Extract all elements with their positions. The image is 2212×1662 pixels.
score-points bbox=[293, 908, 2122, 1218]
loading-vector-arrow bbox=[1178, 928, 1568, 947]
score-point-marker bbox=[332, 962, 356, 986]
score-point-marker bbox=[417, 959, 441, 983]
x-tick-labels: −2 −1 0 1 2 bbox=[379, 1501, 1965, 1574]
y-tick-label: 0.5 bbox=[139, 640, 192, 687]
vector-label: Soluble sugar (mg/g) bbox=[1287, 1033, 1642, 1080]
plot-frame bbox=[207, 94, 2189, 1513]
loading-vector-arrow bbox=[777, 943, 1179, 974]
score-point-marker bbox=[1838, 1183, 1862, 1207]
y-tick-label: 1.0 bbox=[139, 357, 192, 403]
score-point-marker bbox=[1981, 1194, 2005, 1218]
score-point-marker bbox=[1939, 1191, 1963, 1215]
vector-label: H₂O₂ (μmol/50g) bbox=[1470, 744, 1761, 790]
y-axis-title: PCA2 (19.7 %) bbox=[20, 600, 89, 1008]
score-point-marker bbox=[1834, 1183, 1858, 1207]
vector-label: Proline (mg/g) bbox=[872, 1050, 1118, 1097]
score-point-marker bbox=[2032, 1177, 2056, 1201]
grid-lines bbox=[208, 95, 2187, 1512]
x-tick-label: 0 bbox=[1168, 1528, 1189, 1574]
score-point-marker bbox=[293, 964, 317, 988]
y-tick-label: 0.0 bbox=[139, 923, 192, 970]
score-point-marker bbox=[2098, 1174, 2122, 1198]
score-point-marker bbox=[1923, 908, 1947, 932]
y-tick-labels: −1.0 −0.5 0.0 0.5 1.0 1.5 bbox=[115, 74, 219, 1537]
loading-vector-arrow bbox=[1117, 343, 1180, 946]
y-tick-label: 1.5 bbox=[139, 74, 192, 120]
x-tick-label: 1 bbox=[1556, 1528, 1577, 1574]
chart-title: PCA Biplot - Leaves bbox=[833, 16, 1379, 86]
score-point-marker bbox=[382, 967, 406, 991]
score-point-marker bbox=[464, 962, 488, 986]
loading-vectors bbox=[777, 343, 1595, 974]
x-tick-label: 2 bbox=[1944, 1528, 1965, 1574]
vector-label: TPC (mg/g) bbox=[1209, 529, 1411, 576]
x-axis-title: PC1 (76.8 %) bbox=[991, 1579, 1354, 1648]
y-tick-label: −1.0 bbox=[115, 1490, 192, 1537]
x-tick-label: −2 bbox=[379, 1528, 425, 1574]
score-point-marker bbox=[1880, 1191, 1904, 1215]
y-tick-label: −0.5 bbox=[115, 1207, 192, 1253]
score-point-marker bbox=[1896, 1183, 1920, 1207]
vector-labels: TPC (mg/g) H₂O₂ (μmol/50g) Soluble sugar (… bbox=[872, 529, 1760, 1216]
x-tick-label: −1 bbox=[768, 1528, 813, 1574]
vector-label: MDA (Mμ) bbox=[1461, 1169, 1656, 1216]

┄┄┄┄┄┄┄┄┄┄┄┄┄┄┄┄┄┄┄┄

> _Set exercise_: Rewrite every line of the records above as a numbered list, leaving out any blank lines.

> _Solution below_:
1. Extract all elements with their positions. The image is 2212×1662 pixels.
2. score-points bbox=[293, 908, 2122, 1218]
3. loading-vector-arrow bbox=[1178, 928, 1568, 947]
4. score-point-marker bbox=[332, 962, 356, 986]
5. score-point-marker bbox=[417, 959, 441, 983]
6. x-tick-labels: −2 −1 0 1 2 bbox=[379, 1501, 1965, 1574]
7. y-tick-label: 0.5 bbox=[139, 640, 192, 687]
8. vector-label: Soluble sugar (mg/g) bbox=[1287, 1033, 1642, 1080]
9. plot-frame bbox=[207, 94, 2189, 1513]
10. loading-vector-arrow bbox=[777, 943, 1179, 974]
11. score-point-marker bbox=[1838, 1183, 1862, 1207]
12. y-tick-label: 1.0 bbox=[139, 357, 192, 403]
13. score-point-marker bbox=[1981, 1194, 2005, 1218]
14. score-point-marker bbox=[1939, 1191, 1963, 1215]
15. vector-label: H₂O₂ (μmol/50g) bbox=[1470, 744, 1761, 790]
16. y-axis-title: PCA2 (19.7 %) bbox=[20, 600, 89, 1008]
17. score-point-marker bbox=[1834, 1183, 1858, 1207]
18. vector-label: Proline (mg/g) bbox=[872, 1050, 1118, 1097]
19. score-point-marker bbox=[2032, 1177, 2056, 1201]
20. grid-lines bbox=[208, 95, 2187, 1512]
21. x-tick-label: 0 bbox=[1168, 1528, 1189, 1574]
22. score-point-marker bbox=[293, 964, 317, 988]
23. y-tick-label: 0.0 bbox=[139, 923, 192, 970]
24. score-point-marker bbox=[2098, 1174, 2122, 1198]
25. score-point-marker bbox=[1923, 908, 1947, 932]
26. y-tick-labels: −1.0 −0.5 0.0 0.5 1.0 1.5 bbox=[115, 74, 219, 1537]
27. loading-vector-arrow bbox=[1117, 343, 1180, 946]
28. y-tick-label: 1.5 bbox=[139, 74, 192, 120]
29. x-tick-label: 1 bbox=[1556, 1528, 1577, 1574]
30. chart-title: PCA Biplot - Leaves bbox=[833, 16, 1379, 86]
31. score-point-marker bbox=[382, 967, 406, 991]
32. score-point-marker bbox=[464, 962, 488, 986]
33. loading-vectors bbox=[777, 343, 1595, 974]
34. x-tick-label: 2 bbox=[1944, 1528, 1965, 1574]
35. vector-label: TPC (mg/g) bbox=[1209, 529, 1411, 576]
36. x-axis-title: PC1 (76.8 %) bbox=[991, 1579, 1354, 1648]
37. y-tick-label: −1.0 bbox=[115, 1490, 192, 1537]
38. x-tick-label: −2 bbox=[379, 1528, 425, 1574]
39. score-point-marker bbox=[1880, 1191, 1904, 1215]
40. y-tick-label: −0.5 bbox=[115, 1207, 192, 1253]
41. score-point-marker bbox=[1896, 1183, 1920, 1207]
42. vector-labels: TPC (mg/g) H₂O₂ (μmol/50g) Soluble sugar (… bbox=[872, 529, 1760, 1216]
43. x-tick-label: −1 bbox=[768, 1528, 813, 1574]
44. vector-label: MDA (Mμ) bbox=[1461, 1169, 1656, 1216]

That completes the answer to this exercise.